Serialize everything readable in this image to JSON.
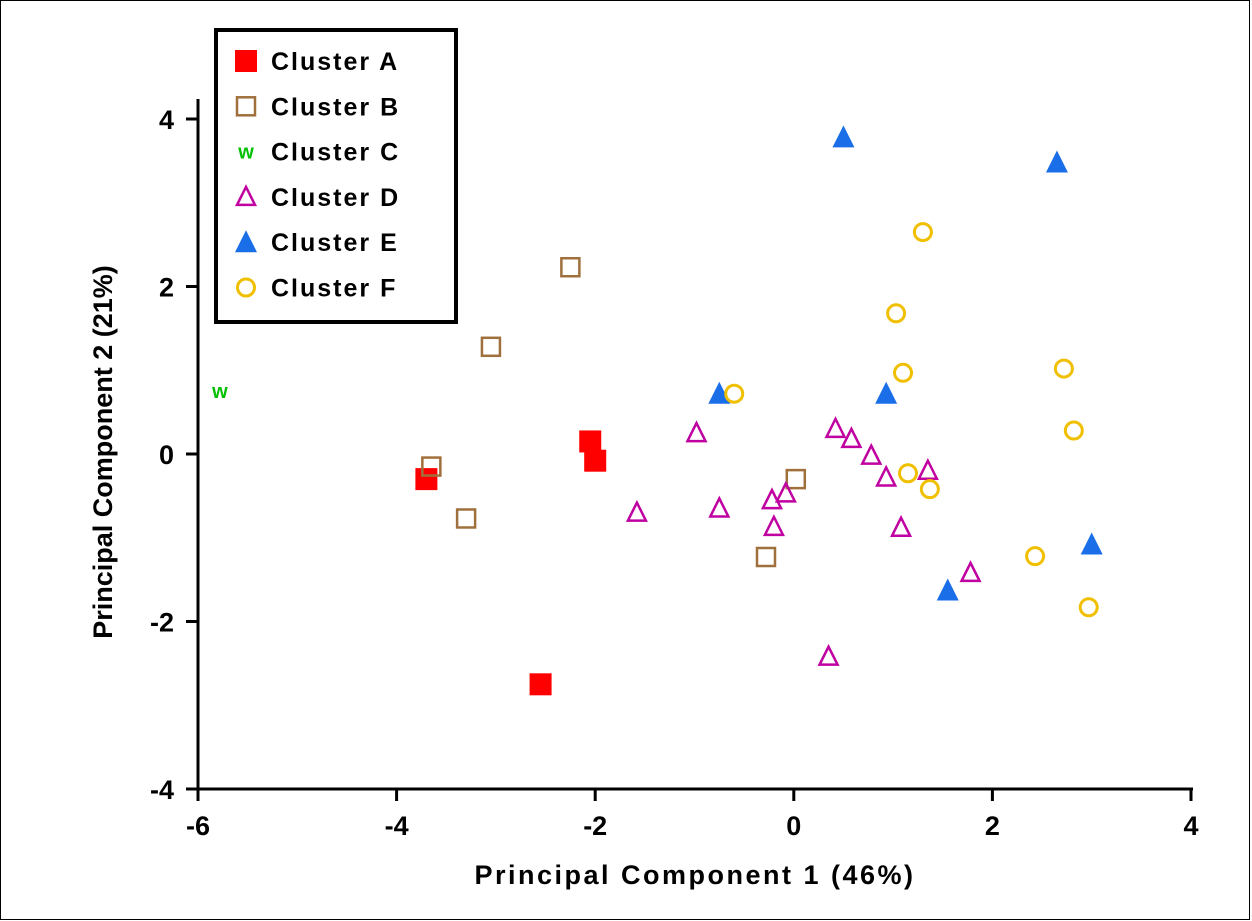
{
  "chart_data": {
    "type": "scatter",
    "xlabel": "Principal Component 1 (46%)",
    "ylabel": "Principal Component 2 (21%)",
    "xlim": [
      -6,
      4
    ],
    "ylim": [
      -4,
      4
    ],
    "x_ticks": [
      -6,
      -4,
      -2,
      0,
      2,
      4
    ],
    "y_ticks": [
      -4,
      -2,
      0,
      2,
      4
    ],
    "x_tick_labels": [
      "-6",
      "-4",
      "-2",
      "0",
      "2",
      "4"
    ],
    "y_tick_labels": [
      "-4",
      "-2",
      "0",
      "2",
      "4"
    ],
    "grid": false,
    "legend_position": "top-left",
    "series": [
      {
        "name": "Cluster A",
        "marker": "filled-square",
        "color": "#ff0000",
        "points": [
          [
            -3.7,
            -0.3
          ],
          [
            -2.05,
            0.15
          ],
          [
            -2.0,
            -0.08
          ],
          [
            -2.55,
            -2.75
          ]
        ]
      },
      {
        "name": "Cluster B",
        "marker": "open-square",
        "color": "#a0703c",
        "points": [
          [
            -2.25,
            2.23
          ],
          [
            -3.05,
            1.28
          ],
          [
            -3.65,
            -0.15
          ],
          [
            -3.3,
            -0.77
          ],
          [
            0.02,
            -0.3
          ],
          [
            -0.28,
            -1.23
          ]
        ]
      },
      {
        "name": "Cluster C",
        "marker": "w",
        "color": "#00c000",
        "symbol": "w",
        "points": [
          [
            -5.78,
            0.75
          ]
        ]
      },
      {
        "name": "Cluster D",
        "marker": "open-triangle",
        "color": "#c000a0",
        "points": [
          [
            -0.98,
            0.25
          ],
          [
            -1.58,
            -0.7
          ],
          [
            -0.75,
            -0.65
          ],
          [
            -0.22,
            -0.55
          ],
          [
            -0.08,
            -0.47
          ],
          [
            -0.2,
            -0.87
          ],
          [
            0.42,
            0.3
          ],
          [
            0.58,
            0.18
          ],
          [
            0.78,
            -0.02
          ],
          [
            0.93,
            -0.28
          ],
          [
            1.35,
            -0.2
          ],
          [
            1.08,
            -0.88
          ],
          [
            1.78,
            -1.42
          ],
          [
            0.35,
            -2.42
          ]
        ]
      },
      {
        "name": "Cluster E",
        "marker": "filled-triangle",
        "color": "#1a6ee8",
        "points": [
          [
            0.5,
            3.78
          ],
          [
            2.65,
            3.48
          ],
          [
            -0.75,
            0.72
          ],
          [
            0.93,
            0.72
          ],
          [
            3.0,
            -1.08
          ],
          [
            1.55,
            -1.63
          ]
        ]
      },
      {
        "name": "Cluster F",
        "marker": "open-circle",
        "color": "#f0c000",
        "points": [
          [
            1.3,
            2.65
          ],
          [
            1.03,
            1.68
          ],
          [
            1.1,
            0.97
          ],
          [
            -0.6,
            0.72
          ],
          [
            2.72,
            1.02
          ],
          [
            2.82,
            0.28
          ],
          [
            1.15,
            -0.23
          ],
          [
            1.37,
            -0.42
          ],
          [
            2.43,
            -1.22
          ],
          [
            2.97,
            -1.83
          ]
        ]
      }
    ]
  }
}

----------------------------------------

## TASK STATEMENT
Return all of the entries exactly as written, but drop any pictures they hold.

## SOLUTION
Serialize everything readable in this image to JSON.
{
  "chart_data": {
    "type": "scatter",
    "xlabel": "Principal Component 1 (46%)",
    "ylabel": "Principal Component 2 (21%)",
    "xlim": [
      -6,
      4
    ],
    "ylim": [
      -4,
      4
    ],
    "x_ticks": [
      -6,
      -4,
      -2,
      0,
      2,
      4
    ],
    "y_ticks": [
      -4,
      -2,
      0,
      2,
      4
    ],
    "x_tick_labels": [
      "-6",
      "-4",
      "-2",
      "0",
      "2",
      "4"
    ],
    "y_tick_labels": [
      "-4",
      "-2",
      "0",
      "2",
      "4"
    ],
    "grid": false,
    "legend_position": "top-left",
    "series": [
      {
        "name": "Cluster A",
        "marker": "filled-square",
        "color": "#ff0000",
        "points": [
          [
            -3.7,
            -0.3
          ],
          [
            -2.05,
            0.15
          ],
          [
            -2.0,
            -0.08
          ],
          [
            -2.55,
            -2.75
          ]
        ]
      },
      {
        "name": "Cluster B",
        "marker": "open-square",
        "color": "#a0703c",
        "points": [
          [
            -2.25,
            2.23
          ],
          [
            -3.05,
            1.28
          ],
          [
            -3.65,
            -0.15
          ],
          [
            -3.3,
            -0.77
          ],
          [
            0.02,
            -0.3
          ],
          [
            -0.28,
            -1.23
          ]
        ]
      },
      {
        "name": "Cluster C",
        "marker": "w",
        "color": "#00c000",
        "symbol": "w",
        "points": [
          [
            -5.78,
            0.75
          ]
        ]
      },
      {
        "name": "Cluster D",
        "marker": "open-triangle",
        "color": "#c000a0",
        "points": [
          [
            -0.98,
            0.25
          ],
          [
            -1.58,
            -0.7
          ],
          [
            -0.75,
            -0.65
          ],
          [
            -0.22,
            -0.55
          ],
          [
            -0.08,
            -0.47
          ],
          [
            -0.2,
            -0.87
          ],
          [
            0.42,
            0.3
          ],
          [
            0.58,
            0.18
          ],
          [
            0.78,
            -0.02
          ],
          [
            0.93,
            -0.28
          ],
          [
            1.35,
            -0.2
          ],
          [
            1.08,
            -0.88
          ],
          [
            1.78,
            -1.42
          ],
          [
            0.35,
            -2.42
          ]
        ]
      },
      {
        "name": "Cluster E",
        "marker": "filled-triangle",
        "color": "#1a6ee8",
        "points": [
          [
            0.5,
            3.78
          ],
          [
            2.65,
            3.48
          ],
          [
            -0.75,
            0.72
          ],
          [
            0.93,
            0.72
          ],
          [
            3.0,
            -1.08
          ],
          [
            1.55,
            -1.63
          ]
        ]
      },
      {
        "name": "Cluster F",
        "marker": "open-circle",
        "color": "#f0c000",
        "points": [
          [
            1.3,
            2.65
          ],
          [
            1.03,
            1.68
          ],
          [
            1.1,
            0.97
          ],
          [
            -0.6,
            0.72
          ],
          [
            2.72,
            1.02
          ],
          [
            2.82,
            0.28
          ],
          [
            1.15,
            -0.23
          ],
          [
            1.37,
            -0.42
          ],
          [
            2.43,
            -1.22
          ],
          [
            2.97,
            -1.83
          ]
        ]
      }
    ]
  }
}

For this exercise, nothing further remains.